What you have to do: Output all entries verbatim. Skip pictures.
══════════
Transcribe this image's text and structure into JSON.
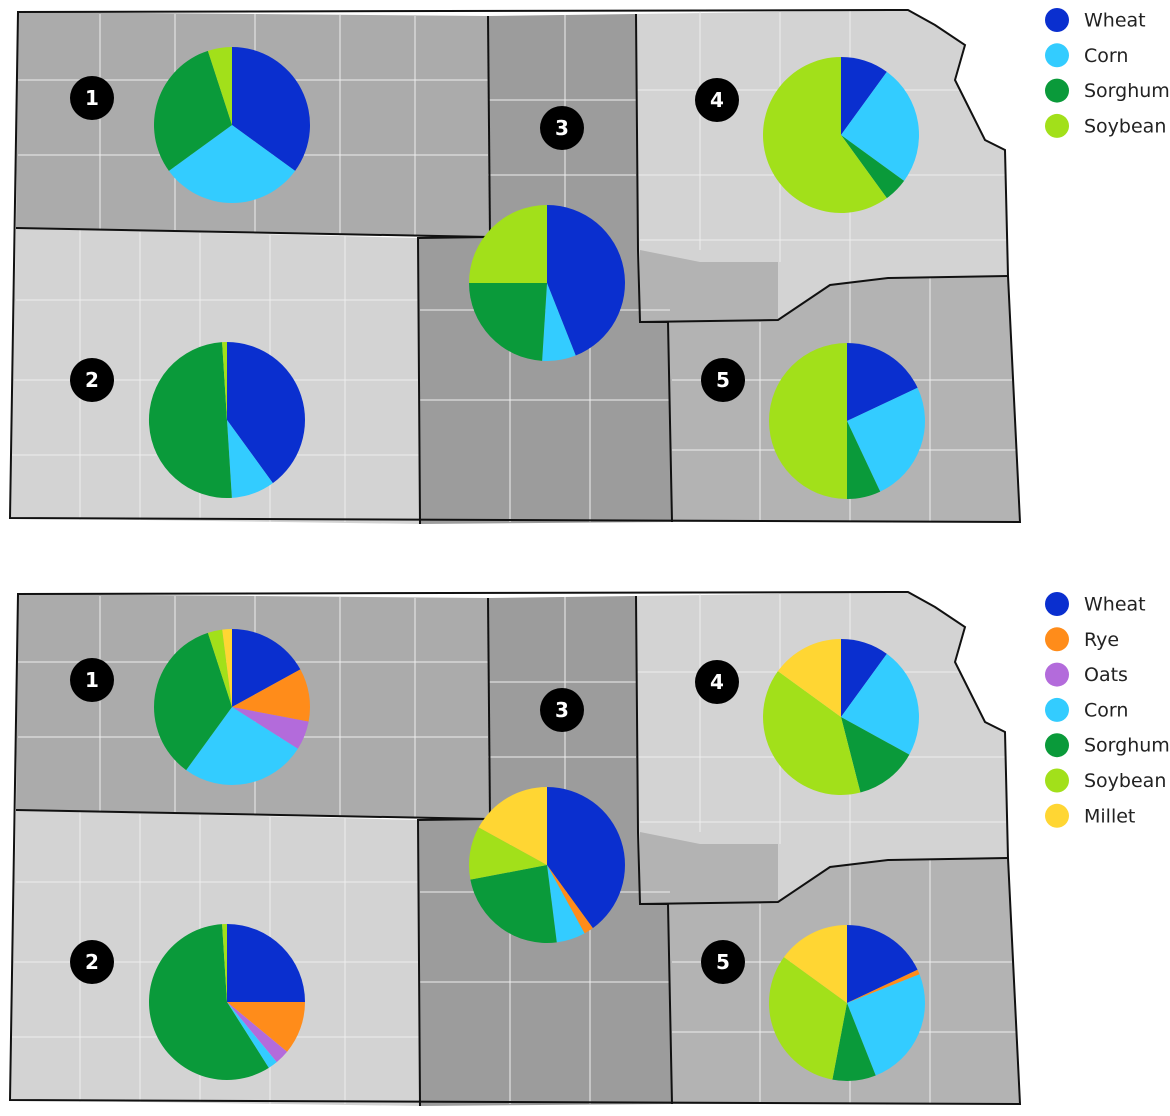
{
  "maps": [
    {
      "legend": [
        {
          "name": "Wheat",
          "color": "#0a2fcf"
        },
        {
          "name": "Corn",
          "color": "#33ccff"
        },
        {
          "name": "Sorghum",
          "color": "#0a9a3a"
        },
        {
          "name": "Soybean",
          "color": "#a2e01a"
        }
      ],
      "regions": [
        {
          "label": "1",
          "values": [
            35,
            30,
            30,
            5
          ]
        },
        {
          "label": "2",
          "values": [
            40,
            9,
            50,
            1
          ]
        },
        {
          "label": "3",
          "values": [
            44,
            7,
            24,
            25
          ]
        },
        {
          "label": "4",
          "values": [
            10,
            25,
            5,
            60
          ]
        },
        {
          "label": "5",
          "values": [
            18,
            25,
            7,
            50
          ]
        }
      ]
    },
    {
      "legend": [
        {
          "name": "Wheat",
          "color": "#0a2fcf"
        },
        {
          "name": "Rye",
          "color": "#ff8c1a"
        },
        {
          "name": "Oats",
          "color": "#b36bdb"
        },
        {
          "name": "Corn",
          "color": "#33ccff"
        },
        {
          "name": "Sorghum",
          "color": "#0a9a3a"
        },
        {
          "name": "Soybean",
          "color": "#a2e01a"
        },
        {
          "name": "Millet",
          "color": "#ffd633"
        }
      ],
      "regions": [
        {
          "label": "1",
          "values": [
            17,
            11,
            6,
            26,
            35,
            3,
            2
          ]
        },
        {
          "label": "2",
          "values": [
            25,
            11,
            3,
            2,
            58,
            1,
            0
          ]
        },
        {
          "label": "3",
          "values": [
            40,
            2,
            0,
            6,
            24,
            11,
            17
          ]
        },
        {
          "label": "4",
          "values": [
            10,
            0,
            0,
            23,
            13,
            39,
            15
          ]
        },
        {
          "label": "5",
          "values": [
            18,
            1,
            0,
            25,
            9,
            32,
            15
          ]
        }
      ]
    }
  ]
}
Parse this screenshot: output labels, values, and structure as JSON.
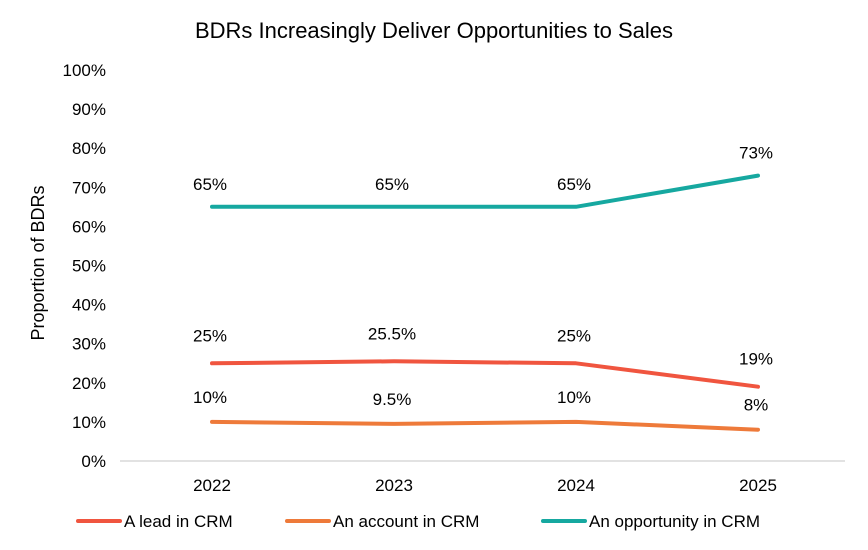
{
  "chart_data": {
    "type": "line",
    "title": "BDRs Increasingly Deliver Opportunities to Sales",
    "xlabel": "",
    "ylabel": "Proportion of BDRs",
    "categories": [
      "2022",
      "2023",
      "2024",
      "2025"
    ],
    "ylim": [
      0,
      100
    ],
    "yticks": [
      "0%",
      "10%",
      "20%",
      "30%",
      "40%",
      "50%",
      "60%",
      "70%",
      "80%",
      "90%",
      "100%"
    ],
    "grid": false,
    "legend_position": "bottom",
    "series": [
      {
        "name": "A lead in CRM",
        "color": "#f0553f",
        "values": [
          25,
          25.5,
          25,
          19
        ],
        "labels": [
          "25%",
          "25.5%",
          "25%",
          "19%"
        ]
      },
      {
        "name": "An account in CRM",
        "color": "#ee7a3a",
        "values": [
          10,
          9.5,
          10,
          8
        ],
        "labels": [
          "10%",
          "9.5%",
          "10%",
          "8%"
        ]
      },
      {
        "name": "An opportunity in CRM",
        "color": "#16a8a0",
        "values": [
          65,
          65,
          65,
          73
        ],
        "labels": [
          "65%",
          "65%",
          "65%",
          "73%"
        ]
      }
    ]
  }
}
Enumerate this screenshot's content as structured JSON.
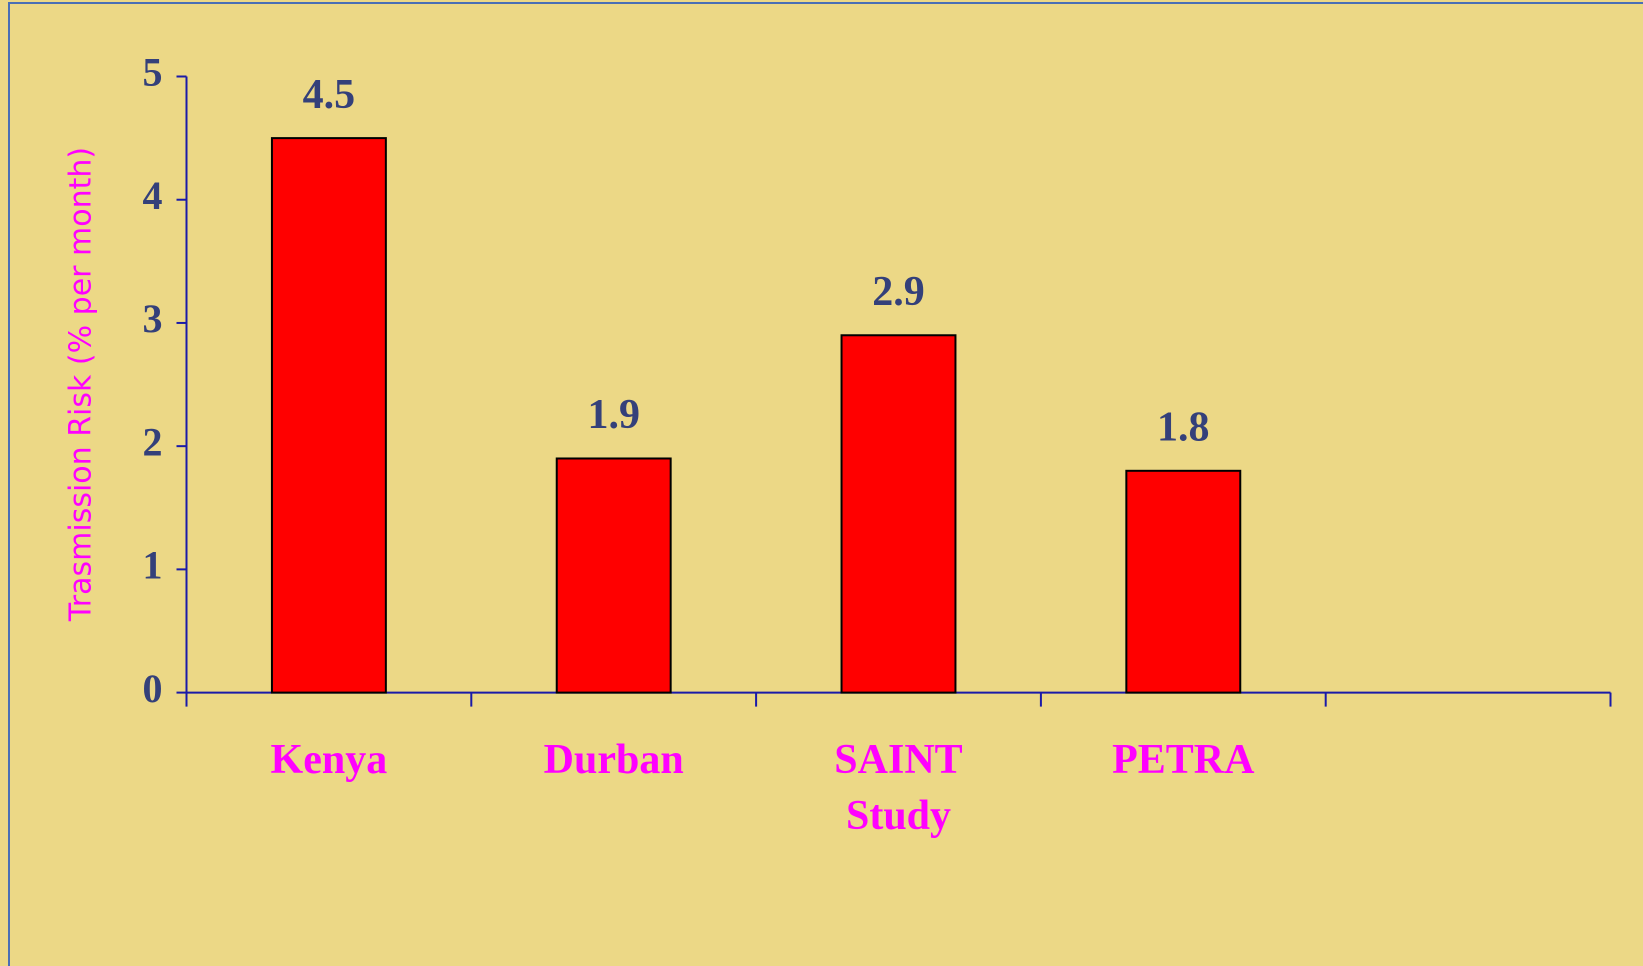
{
  "chart_data": {
    "type": "bar",
    "y_label": "Trasmission  Risk (% per month)",
    "categories": [
      "Kenya",
      "Durban",
      "SAINT Study",
      "PETRA",
      null
    ],
    "values": [
      4.5,
      1.9,
      2.9,
      1.8,
      null
    ],
    "color": "#ff0000",
    "ylim": [
      0,
      5
    ],
    "yticks": [
      0,
      1,
      2,
      3,
      4,
      5
    ],
    "grid": false
  }
}
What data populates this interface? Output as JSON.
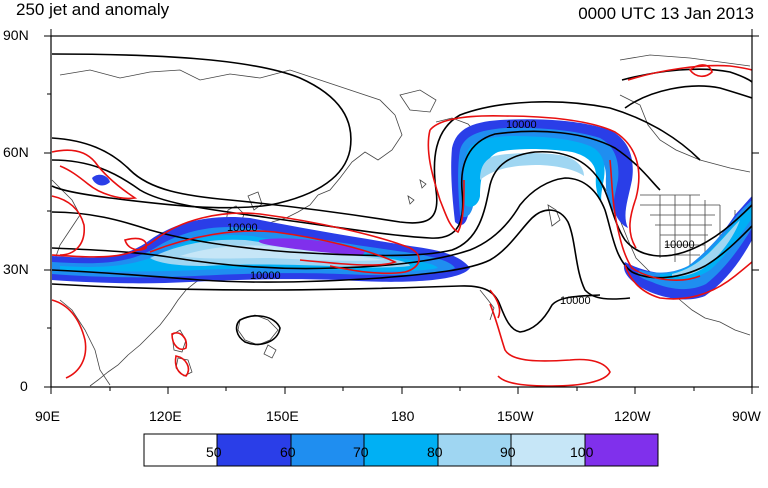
{
  "header": {
    "title_left": "250 jet and anomaly",
    "title_right": "0000 UTC 13 Jan 2013"
  },
  "axes": {
    "lat_labels": [
      "90N",
      "60N",
      "30N",
      "0"
    ],
    "lon_labels": [
      "90E",
      "120E",
      "150E",
      "180",
      "150W",
      "120W",
      "90W"
    ],
    "lat_range": [
      0,
      90
    ],
    "lon_range": [
      "90E",
      "90W"
    ]
  },
  "contour_labels": [
    "10000",
    "10000",
    "10000",
    "10000",
    "10000"
  ],
  "colorbar": {
    "labels": [
      "50",
      "60",
      "70",
      "80",
      "90",
      "100"
    ],
    "colors": [
      "#ffffff",
      "#2a3ee8",
      "#1f8ef0",
      "#00b0f4",
      "#9fd6f2",
      "#c6e6f7",
      "#8030ec"
    ]
  },
  "colors": {
    "anomaly_contour": "#e81010",
    "height_contour": "#000000"
  }
}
══════════
Result below:
Transcribe this image's text and structure into JSON.
{
  "maps": [
    {
      "legend": [
        {
          "name": "Wheat",
          "color": "#0a2fcf"
        },
        {
          "name": "Corn",
          "color": "#33ccff"
        },
        {
          "name": "Sorghum",
          "color": "#0a9a3a"
        },
        {
          "name": "Soybean",
          "color": "#a2e01a"
        }
      ],
      "regions": [
        {
          "label": "1",
          "values": [
            35,
            30,
            30,
            5
          ]
        },
        {
          "label": "2",
          "values": [
            40,
            9,
            50,
            1
          ]
        },
        {
          "label": "3",
          "values": [
            44,
            7,
            24,
            25
          ]
        },
        {
          "label": "4",
          "values": [
            10,
            25,
            5,
            60
          ]
        },
        {
          "label": "5",
          "values": [
            18,
            25,
            7,
            50
          ]
        }
      ]
    },
    {
      "legend": [
        {
          "name": "Wheat",
          "color": "#0a2fcf"
        },
        {
          "name": "Rye",
          "color": "#ff8c1a"
        },
        {
          "name": "Oats",
          "color": "#b36bdb"
        },
        {
          "name": "Corn",
          "color": "#33ccff"
        },
        {
          "name": "Sorghum",
          "color": "#0a9a3a"
        },
        {
          "name": "Soybean",
          "color": "#a2e01a"
        },
        {
          "name": "Millet",
          "color": "#ffd633"
        }
      ],
      "regions": [
        {
          "label": "1",
          "values": [
            17,
            11,
            6,
            26,
            35,
            3,
            2
          ]
        },
        {
          "label": "2",
          "values": [
            25,
            11,
            3,
            2,
            58,
            1,
            0
          ]
        },
        {
          "label": "3",
          "values": [
            40,
            2,
            0,
            6,
            24,
            11,
            17
          ]
        },
        {
          "label": "4",
          "values": [
            10,
            0,
            0,
            23,
            13,
            39,
            15
          ]
        },
        {
          "label": "5",
          "values": [
            18,
            1,
            0,
            25,
            9,
            32,
            15
          ]
        }
      ]
    }
  ]
}
Parse this screenshot: output labels, values, and structure as JSON.
{
  "chart_data": {
    "type": "line",
    "title": "BDRs Increasingly Deliver Opportunities to Sales",
    "xlabel": "",
    "ylabel": "Proportion of BDRs",
    "categories": [
      "2022",
      "2023",
      "2024",
      "2025"
    ],
    "ylim": [
      0,
      100
    ],
    "yticks": [
      "0%",
      "10%",
      "20%",
      "30%",
      "40%",
      "50%",
      "60%",
      "70%",
      "80%",
      "90%",
      "100%"
    ],
    "grid": false,
    "legend_position": "bottom",
    "series": [
      {
        "name": "A lead in CRM",
        "color": "#f0553f",
        "values": [
          25,
          25.5,
          25,
          19
        ],
        "labels": [
          "25%",
          "25.5%",
          "25%",
          "19%"
        ]
      },
      {
        "name": "An account in CRM",
        "color": "#ee7a3a",
        "values": [
          10,
          9.5,
          10,
          8
        ],
        "labels": [
          "10%",
          "9.5%",
          "10%",
          "8%"
        ]
      },
      {
        "name": "An opportunity in CRM",
        "color": "#16a8a0",
        "values": [
          65,
          65,
          65,
          73
        ],
        "labels": [
          "65%",
          "65%",
          "65%",
          "73%"
        ]
      }
    ]
  }
}
Enumerate this screenshot's content as structured JSON.
{
  "chart_data": {
    "type": "bar",
    "y_label": "Trasmission  Risk (% per month)",
    "categories": [
      "Kenya",
      "Durban",
      "SAINT Study",
      "PETRA",
      null
    ],
    "values": [
      4.5,
      1.9,
      2.9,
      1.8,
      null
    ],
    "color": "#ff0000",
    "ylim": [
      0,
      5
    ],
    "yticks": [
      0,
      1,
      2,
      3,
      4,
      5
    ],
    "grid": false
  }
}
What data populates this interface? Output as JSON.
{
  "header": {
    "title_left": "250 jet and anomaly",
    "title_right": "0000 UTC 13 Jan 2013"
  },
  "axes": {
    "lat_labels": [
      "90N",
      "60N",
      "30N",
      "0"
    ],
    "lon_labels": [
      "90E",
      "120E",
      "150E",
      "180",
      "150W",
      "120W",
      "90W"
    ],
    "lat_range": [
      0,
      90
    ],
    "lon_range": [
      "90E",
      "90W"
    ]
  },
  "contour_labels": [
    "10000",
    "10000",
    "10000",
    "10000",
    "10000"
  ],
  "colorbar": {
    "labels": [
      "50",
      "60",
      "70",
      "80",
      "90",
      "100"
    ],
    "colors": [
      "#ffffff",
      "#2a3ee8",
      "#1f8ef0",
      "#00b0f4",
      "#9fd6f2",
      "#c6e6f7",
      "#8030ec"
    ]
  },
  "colors": {
    "anomaly_contour": "#e81010",
    "height_contour": "#000000"
  }
}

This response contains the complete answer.